Print the records below exactly as they appear.

#####

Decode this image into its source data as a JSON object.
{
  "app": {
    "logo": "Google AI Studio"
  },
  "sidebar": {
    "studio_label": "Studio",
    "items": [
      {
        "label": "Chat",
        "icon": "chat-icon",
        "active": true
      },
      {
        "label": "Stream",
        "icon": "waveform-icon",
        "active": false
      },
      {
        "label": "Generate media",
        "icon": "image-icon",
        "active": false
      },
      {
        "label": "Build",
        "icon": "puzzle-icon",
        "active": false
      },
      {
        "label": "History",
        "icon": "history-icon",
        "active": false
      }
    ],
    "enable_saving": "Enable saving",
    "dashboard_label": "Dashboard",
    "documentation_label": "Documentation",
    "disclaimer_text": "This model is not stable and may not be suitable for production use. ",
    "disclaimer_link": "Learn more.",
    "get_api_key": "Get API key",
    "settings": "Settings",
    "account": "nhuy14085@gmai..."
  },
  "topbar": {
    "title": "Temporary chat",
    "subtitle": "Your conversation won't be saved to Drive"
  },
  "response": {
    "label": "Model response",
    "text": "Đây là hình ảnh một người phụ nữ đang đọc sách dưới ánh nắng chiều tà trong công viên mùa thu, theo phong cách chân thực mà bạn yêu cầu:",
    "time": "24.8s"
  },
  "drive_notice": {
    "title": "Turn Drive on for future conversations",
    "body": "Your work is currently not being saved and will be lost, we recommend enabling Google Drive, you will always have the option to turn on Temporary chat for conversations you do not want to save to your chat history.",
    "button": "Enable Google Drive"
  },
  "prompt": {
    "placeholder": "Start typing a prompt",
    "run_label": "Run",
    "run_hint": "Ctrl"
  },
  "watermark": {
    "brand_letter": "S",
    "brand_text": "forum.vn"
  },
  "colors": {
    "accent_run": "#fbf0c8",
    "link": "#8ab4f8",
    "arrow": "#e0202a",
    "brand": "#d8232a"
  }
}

#####

Completed task -
Decode this image into its source data as a JSON object.
{
  "app": {
    "logo": "Google AI Studio"
  },
  "sidebar": {
    "studio_label": "Studio",
    "items": [
      {
        "label": "Chat",
        "icon": "chat-icon",
        "active": true
      },
      {
        "label": "Stream",
        "icon": "waveform-icon",
        "active": false
      },
      {
        "label": "Generate media",
        "icon": "image-icon",
        "active": false
      },
      {
        "label": "Build",
        "icon": "puzzle-icon",
        "active": false
      },
      {
        "label": "History",
        "icon": "history-icon",
        "active": false
      }
    ],
    "enable_saving": "Enable saving",
    "dashboard_label": "Dashboard",
    "documentation_label": "Documentation",
    "disclaimer_text": "This model is not stable and may not be suitable for production use. ",
    "disclaimer_link": "Learn more.",
    "get_api_key": "Get API key",
    "settings": "Settings",
    "account": "nhuy14085@gmai..."
  },
  "topbar": {
    "title": "Temporary chat",
    "subtitle": "Your conversation won't be saved to Drive"
  },
  "response": {
    "label": "Model response",
    "text": "Đây là hình ảnh một người phụ nữ đang đọc sách dưới ánh nắng chiều tà trong công viên mùa thu, theo phong cách chân thực mà bạn yêu cầu:",
    "time": "24.8s"
  },
  "drive_notice": {
    "title": "Turn Drive on for future conversations",
    "body": "Your work is currently not being saved and will be lost, we recommend enabling Google Drive, you will always have the option to turn on Temporary chat for conversations you do not want to save to your chat history.",
    "button": "Enable Google Drive"
  },
  "prompt": {
    "placeholder": "Start typing a prompt",
    "run_label": "Run",
    "run_hint": "Ctrl"
  },
  "watermark": {
    "brand_letter": "S",
    "brand_text": "forum.vn"
  },
  "colors": {
    "accent_run": "#fbf0c8",
    "link": "#8ab4f8",
    "arrow": "#e0202a",
    "brand": "#d8232a"
  }
}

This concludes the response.